WHAT IS ASKED. Set each record down exactly, excluding all images.

RECORDS TO USE.
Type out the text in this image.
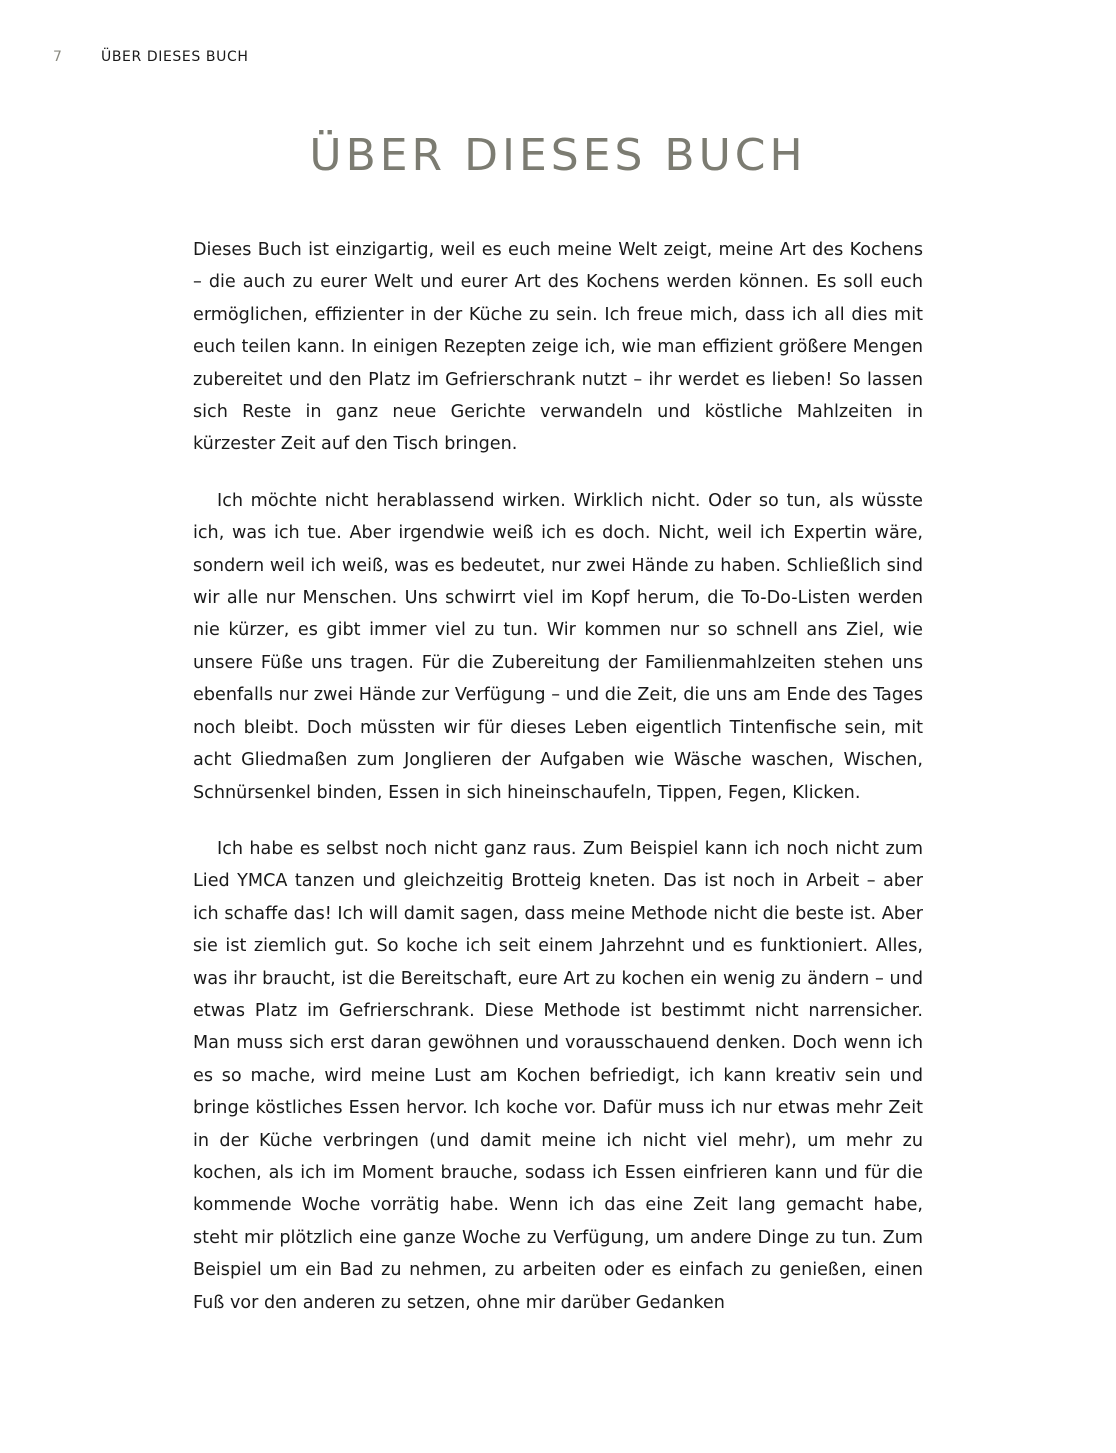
7	ÜBER DIESES BUCH
ÜBER DIESES BUCH

Dieses Buch ist einzigartig, weil es euch meine Welt zeigt, meine Art des Kochens – die auch zu eurer Welt und eurer Art des Kochens werden können. Es soll euch ermöglichen, effizienter in der Küche zu sein. Ich freue mich, dass ich all dies mit euch teilen kann. In einigen Rezepten zeige ich, wie man effizient größere Mengen zubereitet und den Platz im Gefrierschrank nutzt – ihr werdet es lieben! So lassen sich Reste in ganz neue Gerichte verwandeln und köstliche Mahlzeiten in kürzester Zeit auf den Tisch bringen.

Ich möchte nicht herablassend wirken. Wirklich nicht. Oder so tun, als wüsste ich, was ich tue. Aber irgendwie weiß ich es doch. Nicht, weil ich Expertin wäre, sondern weil ich weiß, was es bedeutet, nur zwei Hände zu haben. Schließlich sind wir alle nur Menschen. Uns schwirrt viel im Kopf herum, die To-Do-Listen werden nie kürzer, es gibt immer viel zu tun. Wir kommen nur so schnell ans Ziel, wie unsere Füße uns tragen. Für die Zubereitung der Familienmahlzeiten stehen uns ebenfalls nur zwei Hände zur Verfügung – und die Zeit, die uns am Ende des Tages noch bleibt. Doch müssten wir für dieses Leben eigentlich Tintenfische sein, mit acht Gliedmaßen zum Jonglieren der Aufgaben wie Wäsche waschen, Wischen, Schnürsenkel binden, Essen in sich hineinschaufeln, Tippen, Fegen, Klicken.

Ich habe es selbst noch nicht ganz raus. Zum Beispiel kann ich noch nicht zum Lied YMCA tanzen und gleichzeitig Brotteig kneten. Das ist noch in Arbeit – aber ich schaffe das! Ich will damit sagen, dass meine Methode nicht die beste ist. Aber sie ist ziemlich gut. So koche ich seit einem Jahrzehnt und es funktioniert. Alles, was ihr braucht, ist die Bereitschaft, eure Art zu kochen ein wenig zu ändern – und etwas Platz im Gefrierschrank. Diese Methode ist bestimmt nicht narrensicher. Man muss sich erst daran gewöhnen und vorausschauend denken. Doch wenn ich es so mache, wird meine Lust am Kochen befriedigt, ich kann kreativ sein und bringe köstliches Essen hervor. Ich koche vor. Dafür muss ich nur etwas mehr Zeit in der Küche verbringen (und damit meine ich nicht viel mehr), um mehr zu kochen, als ich im Moment brauche, sodass ich Essen einfrieren kann und für die kommende Woche vorrätig habe. Wenn ich das eine Zeit lang gemacht habe, steht mir plötzlich eine ganze Woche zu Verfügung, um andere Dinge zu tun. Zum Beispiel um ein Bad zu nehmen, zu arbeiten oder es einfach zu genießen, einen Fuß vor den anderen zu setzen, ohne mir darüber Gedanken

IN RESPONSE.
Type out the text in this image.
7	ÜBER DIESES BUCH
ÜBER DIESES BUCH

Dieses Buch ist einzigartig, weil es euch meine Welt zeigt, meine Art des Kochens – die auch zu eurer Welt und eurer Art des Kochens werden können. Es soll euch ermöglichen, effizienter in der Küche zu sein. Ich freue mich, dass ich all dies mit euch teilen kann. In einigen Rezepten zeige ich, wie man effizient größere Mengen zubereitet und den Platz im Gefrierschrank nutzt – ihr werdet es lieben! So lassen sich Reste in ganz neue Gerichte verwandeln und köstliche Mahlzeiten in kürzester Zeit auf den Tisch bringen.

Ich möchte nicht herablassend wirken. Wirklich nicht. Oder so tun, als wüsste ich, was ich tue. Aber irgendwie weiß ich es doch. Nicht, weil ich Expertin wäre, sondern weil ich weiß, was es bedeutet, nur zwei Hände zu haben. Schließlich sind wir alle nur Menschen. Uns schwirrt viel im Kopf herum, die To-Do-Listen werden nie kürzer, es gibt immer viel zu tun. Wir kommen nur so schnell ans Ziel, wie unsere Füße uns tragen. Für die Zubereitung der Familienmahlzeiten stehen uns ebenfalls nur zwei Hände zur Verfügung – und die Zeit, die uns am Ende des Tages noch bleibt. Doch müssten wir für dieses Leben eigentlich Tintenfische sein, mit acht Gliedmaßen zum Jonglieren der Aufgaben wie Wäsche waschen, Wischen, Schnürsenkel binden, Essen in sich hineinschaufeln, Tippen, Fegen, Klicken.

Ich habe es selbst noch nicht ganz raus. Zum Beispiel kann ich noch nicht zum Lied YMCA tanzen und gleichzeitig Brotteig kneten. Das ist noch in Arbeit – aber ich schaffe das! Ich will damit sagen, dass meine Methode nicht die beste ist. Aber sie ist ziemlich gut. So koche ich seit einem Jahrzehnt und es funktioniert. Alles, was ihr braucht, ist die Bereitschaft, eure Art zu kochen ein wenig zu ändern – und etwas Platz im Gefrierschrank. Diese Methode ist bestimmt nicht narrensicher. Man muss sich erst daran gewöhnen und vorausschauend denken. Doch wenn ich es so mache, wird meine Lust am Kochen befriedigt, ich kann kreativ sein und bringe köstliches Essen hervor. Ich koche vor. Dafür muss ich nur etwas mehr Zeit in der Küche verbringen (und damit meine ich nicht viel mehr), um mehr zu kochen, als ich im Moment brauche, sodass ich Essen einfrieren kann und für die kommende Woche vorrätig habe. Wenn ich das eine Zeit lang gemacht habe, steht mir plötzlich eine ganze Woche zu Verfügung, um andere Dinge zu tun. Zum Beispiel um ein Bad zu nehmen, zu arbeiten oder es einfach zu genießen, einen Fuß vor den anderen zu setzen, ohne mir darüber Gedanken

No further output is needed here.